What follows is a listing; give it again exactly, in its entirety.
* begin Data for this task *
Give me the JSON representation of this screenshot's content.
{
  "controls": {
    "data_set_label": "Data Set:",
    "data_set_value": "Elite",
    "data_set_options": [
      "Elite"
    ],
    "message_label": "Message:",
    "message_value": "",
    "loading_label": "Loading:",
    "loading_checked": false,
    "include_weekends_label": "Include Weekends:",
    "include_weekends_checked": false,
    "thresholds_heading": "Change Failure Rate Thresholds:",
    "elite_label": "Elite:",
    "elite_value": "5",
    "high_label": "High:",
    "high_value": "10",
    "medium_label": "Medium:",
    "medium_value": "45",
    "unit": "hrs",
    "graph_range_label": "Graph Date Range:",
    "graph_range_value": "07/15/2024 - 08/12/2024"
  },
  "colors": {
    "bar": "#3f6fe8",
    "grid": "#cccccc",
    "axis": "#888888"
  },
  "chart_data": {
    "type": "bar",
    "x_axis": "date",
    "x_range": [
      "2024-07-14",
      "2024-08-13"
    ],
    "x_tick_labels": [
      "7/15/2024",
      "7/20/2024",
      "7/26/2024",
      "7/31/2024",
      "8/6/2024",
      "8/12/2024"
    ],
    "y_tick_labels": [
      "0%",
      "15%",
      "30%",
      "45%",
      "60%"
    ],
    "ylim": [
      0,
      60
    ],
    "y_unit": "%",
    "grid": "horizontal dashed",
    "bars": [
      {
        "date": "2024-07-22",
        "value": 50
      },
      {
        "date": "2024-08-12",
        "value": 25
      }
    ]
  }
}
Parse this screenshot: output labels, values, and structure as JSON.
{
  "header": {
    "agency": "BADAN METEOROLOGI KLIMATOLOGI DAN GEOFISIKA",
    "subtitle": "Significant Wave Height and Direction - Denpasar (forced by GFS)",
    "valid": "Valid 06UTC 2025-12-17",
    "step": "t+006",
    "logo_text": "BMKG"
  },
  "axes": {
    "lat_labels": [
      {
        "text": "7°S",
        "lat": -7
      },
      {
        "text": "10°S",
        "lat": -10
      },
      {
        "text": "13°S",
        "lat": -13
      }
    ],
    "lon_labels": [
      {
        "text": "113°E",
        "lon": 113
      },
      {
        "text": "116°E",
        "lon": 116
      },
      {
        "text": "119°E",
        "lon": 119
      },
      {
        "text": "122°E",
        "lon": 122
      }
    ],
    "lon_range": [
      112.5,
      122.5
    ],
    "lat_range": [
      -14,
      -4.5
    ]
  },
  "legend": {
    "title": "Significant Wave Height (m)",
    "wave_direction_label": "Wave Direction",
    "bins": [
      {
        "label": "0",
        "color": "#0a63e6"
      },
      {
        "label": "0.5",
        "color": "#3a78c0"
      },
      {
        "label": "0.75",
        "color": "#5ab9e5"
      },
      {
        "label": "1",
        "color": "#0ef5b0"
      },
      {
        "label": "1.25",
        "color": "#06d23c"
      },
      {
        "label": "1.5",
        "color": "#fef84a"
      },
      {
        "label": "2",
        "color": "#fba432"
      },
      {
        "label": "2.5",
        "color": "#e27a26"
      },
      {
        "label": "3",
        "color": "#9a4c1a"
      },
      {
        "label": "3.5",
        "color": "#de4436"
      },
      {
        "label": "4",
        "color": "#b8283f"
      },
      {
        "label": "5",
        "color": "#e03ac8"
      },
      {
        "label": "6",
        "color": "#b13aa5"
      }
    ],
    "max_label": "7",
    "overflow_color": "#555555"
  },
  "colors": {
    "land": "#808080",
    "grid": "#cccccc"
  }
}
* end Data for this task *
Expected output:
Give me the JSON representation of this screenshot's content.
{
  "controls": {
    "data_set_label": "Data Set:",
    "data_set_value": "Elite",
    "data_set_options": [
      "Elite"
    ],
    "message_label": "Message:",
    "message_value": "",
    "loading_label": "Loading:",
    "loading_checked": false,
    "include_weekends_label": "Include Weekends:",
    "include_weekends_checked": false,
    "thresholds_heading": "Change Failure Rate Thresholds:",
    "elite_label": "Elite:",
    "elite_value": "5",
    "high_label": "High:",
    "high_value": "10",
    "medium_label": "Medium:",
    "medium_value": "45",
    "unit": "hrs",
    "graph_range_label": "Graph Date Range:",
    "graph_range_value": "07/15/2024 - 08/12/2024"
  },
  "colors": {
    "bar": "#3f6fe8",
    "grid": "#cccccc",
    "axis": "#888888"
  },
  "chart_data": {
    "type": "bar",
    "x_axis": "date",
    "x_range": [
      "2024-07-14",
      "2024-08-13"
    ],
    "x_tick_labels": [
      "7/15/2024",
      "7/20/2024",
      "7/26/2024",
      "7/31/2024",
      "8/6/2024",
      "8/12/2024"
    ],
    "y_tick_labels": [
      "0%",
      "15%",
      "30%",
      "45%",
      "60%"
    ],
    "ylim": [
      0,
      60
    ],
    "y_unit": "%",
    "grid": "horizontal dashed",
    "bars": [
      {
        "date": "2024-07-22",
        "value": 50
      },
      {
        "date": "2024-08-12",
        "value": 25
      }
    ]
  }
}
Parse this screenshot: output labels, values, and structure as JSON.
{
  "header": {
    "agency": "BADAN METEOROLOGI KLIMATOLOGI DAN GEOFISIKA",
    "subtitle": "Significant Wave Height and Direction - Denpasar (forced by GFS)",
    "valid": "Valid 06UTC 2025-12-17",
    "step": "t+006",
    "logo_text": "BMKG"
  },
  "axes": {
    "lat_labels": [
      {
        "text": "7°S",
        "lat": -7
      },
      {
        "text": "10°S",
        "lat": -10
      },
      {
        "text": "13°S",
        "lat": -13
      }
    ],
    "lon_labels": [
      {
        "text": "113°E",
        "lon": 113
      },
      {
        "text": "116°E",
        "lon": 116
      },
      {
        "text": "119°E",
        "lon": 119
      },
      {
        "text": "122°E",
        "lon": 122
      }
    ],
    "lon_range": [
      112.5,
      122.5
    ],
    "lat_range": [
      -14,
      -4.5
    ]
  },
  "legend": {
    "title": "Significant Wave Height (m)",
    "wave_direction_label": "Wave Direction",
    "bins": [
      {
        "label": "0",
        "color": "#0a63e6"
      },
      {
        "label": "0.5",
        "color": "#3a78c0"
      },
      {
        "label": "0.75",
        "color": "#5ab9e5"
      },
      {
        "label": "1",
        "color": "#0ef5b0"
      },
      {
        "label": "1.25",
        "color": "#06d23c"
      },
      {
        "label": "1.5",
        "color": "#fef84a"
      },
      {
        "label": "2",
        "color": "#fba432"
      },
      {
        "label": "2.5",
        "color": "#e27a26"
      },
      {
        "label": "3",
        "color": "#9a4c1a"
      },
      {
        "label": "3.5",
        "color": "#de4436"
      },
      {
        "label": "4",
        "color": "#b8283f"
      },
      {
        "label": "5",
        "color": "#e03ac8"
      },
      {
        "label": "6",
        "color": "#b13aa5"
      }
    ],
    "max_label": "7",
    "overflow_color": "#555555"
  },
  "colors": {
    "land": "#808080",
    "grid": "#cccccc"
  }
}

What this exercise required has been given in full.